Set problem » Wherever the string "Adelaide" appears in a line, extract that line.
─── Data provided
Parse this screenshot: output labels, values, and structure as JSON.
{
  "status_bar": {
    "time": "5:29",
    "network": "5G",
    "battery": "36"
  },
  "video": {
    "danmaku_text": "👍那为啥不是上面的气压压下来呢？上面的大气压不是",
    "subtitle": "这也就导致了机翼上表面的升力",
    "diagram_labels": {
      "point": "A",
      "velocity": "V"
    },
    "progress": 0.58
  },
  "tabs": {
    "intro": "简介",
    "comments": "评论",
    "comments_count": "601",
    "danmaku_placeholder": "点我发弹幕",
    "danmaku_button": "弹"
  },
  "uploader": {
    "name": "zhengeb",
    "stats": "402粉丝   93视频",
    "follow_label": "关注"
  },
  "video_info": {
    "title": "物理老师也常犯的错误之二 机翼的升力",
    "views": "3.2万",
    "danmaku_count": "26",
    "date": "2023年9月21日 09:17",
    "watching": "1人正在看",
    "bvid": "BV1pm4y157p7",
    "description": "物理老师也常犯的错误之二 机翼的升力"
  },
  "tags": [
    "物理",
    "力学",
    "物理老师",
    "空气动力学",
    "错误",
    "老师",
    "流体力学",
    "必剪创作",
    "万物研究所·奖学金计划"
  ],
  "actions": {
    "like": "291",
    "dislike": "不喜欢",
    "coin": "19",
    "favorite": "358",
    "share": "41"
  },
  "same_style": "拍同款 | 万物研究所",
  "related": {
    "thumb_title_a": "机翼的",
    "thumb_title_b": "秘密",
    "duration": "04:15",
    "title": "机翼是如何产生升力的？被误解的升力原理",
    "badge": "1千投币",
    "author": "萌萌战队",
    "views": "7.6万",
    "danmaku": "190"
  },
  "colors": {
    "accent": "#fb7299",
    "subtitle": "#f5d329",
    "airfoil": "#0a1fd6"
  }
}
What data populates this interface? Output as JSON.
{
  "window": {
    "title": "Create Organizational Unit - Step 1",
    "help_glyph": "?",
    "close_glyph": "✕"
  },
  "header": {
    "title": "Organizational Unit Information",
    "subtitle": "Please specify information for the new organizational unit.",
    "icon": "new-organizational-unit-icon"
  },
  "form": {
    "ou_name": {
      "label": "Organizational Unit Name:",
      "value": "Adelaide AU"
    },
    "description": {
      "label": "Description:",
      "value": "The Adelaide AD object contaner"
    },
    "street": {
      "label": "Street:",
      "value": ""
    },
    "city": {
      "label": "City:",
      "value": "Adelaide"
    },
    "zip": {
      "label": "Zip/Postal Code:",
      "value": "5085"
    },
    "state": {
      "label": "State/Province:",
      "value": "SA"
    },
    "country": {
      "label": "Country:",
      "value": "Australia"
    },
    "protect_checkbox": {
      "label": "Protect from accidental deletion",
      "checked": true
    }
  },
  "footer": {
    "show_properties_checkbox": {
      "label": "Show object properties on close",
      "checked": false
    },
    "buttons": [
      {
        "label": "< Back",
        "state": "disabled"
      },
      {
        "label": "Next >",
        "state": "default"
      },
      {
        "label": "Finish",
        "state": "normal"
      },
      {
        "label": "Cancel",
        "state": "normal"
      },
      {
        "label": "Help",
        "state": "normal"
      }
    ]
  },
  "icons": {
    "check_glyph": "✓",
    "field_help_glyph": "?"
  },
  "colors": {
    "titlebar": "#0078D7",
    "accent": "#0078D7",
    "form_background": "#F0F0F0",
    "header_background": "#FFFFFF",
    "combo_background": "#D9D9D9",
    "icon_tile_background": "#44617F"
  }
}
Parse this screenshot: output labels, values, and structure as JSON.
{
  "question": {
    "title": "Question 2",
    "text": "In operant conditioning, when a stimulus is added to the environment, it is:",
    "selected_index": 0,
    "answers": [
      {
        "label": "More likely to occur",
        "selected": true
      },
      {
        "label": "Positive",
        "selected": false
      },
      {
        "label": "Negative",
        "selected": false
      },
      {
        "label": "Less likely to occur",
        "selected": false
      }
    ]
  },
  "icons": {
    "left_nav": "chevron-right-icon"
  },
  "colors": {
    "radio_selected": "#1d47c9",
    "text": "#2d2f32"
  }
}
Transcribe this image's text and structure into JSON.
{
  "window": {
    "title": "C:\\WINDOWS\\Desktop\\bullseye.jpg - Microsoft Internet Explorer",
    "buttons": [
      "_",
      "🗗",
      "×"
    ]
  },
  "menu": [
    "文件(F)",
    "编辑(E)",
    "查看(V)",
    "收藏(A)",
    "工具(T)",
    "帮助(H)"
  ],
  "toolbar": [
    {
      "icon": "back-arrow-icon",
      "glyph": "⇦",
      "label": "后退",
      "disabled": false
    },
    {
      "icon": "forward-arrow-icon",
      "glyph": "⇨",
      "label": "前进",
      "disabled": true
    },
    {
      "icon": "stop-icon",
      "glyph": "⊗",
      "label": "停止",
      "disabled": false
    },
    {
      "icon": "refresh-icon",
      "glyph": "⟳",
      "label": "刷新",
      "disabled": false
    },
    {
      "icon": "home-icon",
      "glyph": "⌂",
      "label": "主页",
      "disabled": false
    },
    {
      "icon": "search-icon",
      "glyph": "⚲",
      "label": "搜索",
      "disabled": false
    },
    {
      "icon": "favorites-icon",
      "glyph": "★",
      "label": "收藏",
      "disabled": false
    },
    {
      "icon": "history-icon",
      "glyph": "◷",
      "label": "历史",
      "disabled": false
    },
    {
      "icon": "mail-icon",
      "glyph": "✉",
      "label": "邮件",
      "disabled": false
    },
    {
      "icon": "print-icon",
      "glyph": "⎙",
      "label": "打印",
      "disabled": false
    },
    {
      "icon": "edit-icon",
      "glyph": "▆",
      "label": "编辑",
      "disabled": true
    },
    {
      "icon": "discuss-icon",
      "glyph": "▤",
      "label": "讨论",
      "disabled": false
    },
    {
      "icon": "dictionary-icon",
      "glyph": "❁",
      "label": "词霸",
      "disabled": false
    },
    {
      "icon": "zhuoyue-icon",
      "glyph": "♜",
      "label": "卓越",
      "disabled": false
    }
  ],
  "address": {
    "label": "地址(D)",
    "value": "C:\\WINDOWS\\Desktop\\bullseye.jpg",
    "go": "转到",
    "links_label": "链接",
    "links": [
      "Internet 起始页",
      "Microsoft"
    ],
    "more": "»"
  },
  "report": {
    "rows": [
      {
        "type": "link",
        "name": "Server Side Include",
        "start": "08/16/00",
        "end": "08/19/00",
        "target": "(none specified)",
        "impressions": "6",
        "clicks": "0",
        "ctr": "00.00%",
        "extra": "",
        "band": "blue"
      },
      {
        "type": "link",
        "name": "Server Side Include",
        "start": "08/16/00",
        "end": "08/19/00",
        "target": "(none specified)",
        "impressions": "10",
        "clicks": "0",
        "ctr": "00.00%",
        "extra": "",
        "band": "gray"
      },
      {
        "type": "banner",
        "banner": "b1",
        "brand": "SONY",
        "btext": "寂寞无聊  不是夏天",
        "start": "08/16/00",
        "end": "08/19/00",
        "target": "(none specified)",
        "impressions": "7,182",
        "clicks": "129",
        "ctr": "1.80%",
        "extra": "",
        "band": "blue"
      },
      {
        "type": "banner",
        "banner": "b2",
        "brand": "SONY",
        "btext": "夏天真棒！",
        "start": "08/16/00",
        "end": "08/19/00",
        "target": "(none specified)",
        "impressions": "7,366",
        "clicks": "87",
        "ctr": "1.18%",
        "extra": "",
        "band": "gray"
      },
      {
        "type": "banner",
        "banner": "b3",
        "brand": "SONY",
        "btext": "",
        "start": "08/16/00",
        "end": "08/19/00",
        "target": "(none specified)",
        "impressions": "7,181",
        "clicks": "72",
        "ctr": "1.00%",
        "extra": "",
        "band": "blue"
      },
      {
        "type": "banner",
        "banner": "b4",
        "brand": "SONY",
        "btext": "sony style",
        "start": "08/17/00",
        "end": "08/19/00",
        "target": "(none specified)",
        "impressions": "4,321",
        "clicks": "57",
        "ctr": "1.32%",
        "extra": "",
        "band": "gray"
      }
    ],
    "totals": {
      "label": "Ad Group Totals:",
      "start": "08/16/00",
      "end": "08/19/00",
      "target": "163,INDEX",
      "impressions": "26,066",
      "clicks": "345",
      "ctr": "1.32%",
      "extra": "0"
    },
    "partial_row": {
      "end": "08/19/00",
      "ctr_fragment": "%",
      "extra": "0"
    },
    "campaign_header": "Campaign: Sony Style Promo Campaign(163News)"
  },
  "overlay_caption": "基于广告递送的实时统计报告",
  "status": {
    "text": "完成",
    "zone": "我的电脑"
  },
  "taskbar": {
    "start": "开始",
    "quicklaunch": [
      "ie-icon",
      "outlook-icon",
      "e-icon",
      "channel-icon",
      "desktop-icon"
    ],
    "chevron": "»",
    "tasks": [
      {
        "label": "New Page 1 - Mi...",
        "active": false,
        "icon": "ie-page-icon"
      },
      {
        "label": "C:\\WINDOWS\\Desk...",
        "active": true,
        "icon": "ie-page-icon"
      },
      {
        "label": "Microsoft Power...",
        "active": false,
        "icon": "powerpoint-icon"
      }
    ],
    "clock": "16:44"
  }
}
──────
Output »
      "value": "Adelaide AU"
      "value": "The Adelaide AD object contaner"
      "value": "Adelaide"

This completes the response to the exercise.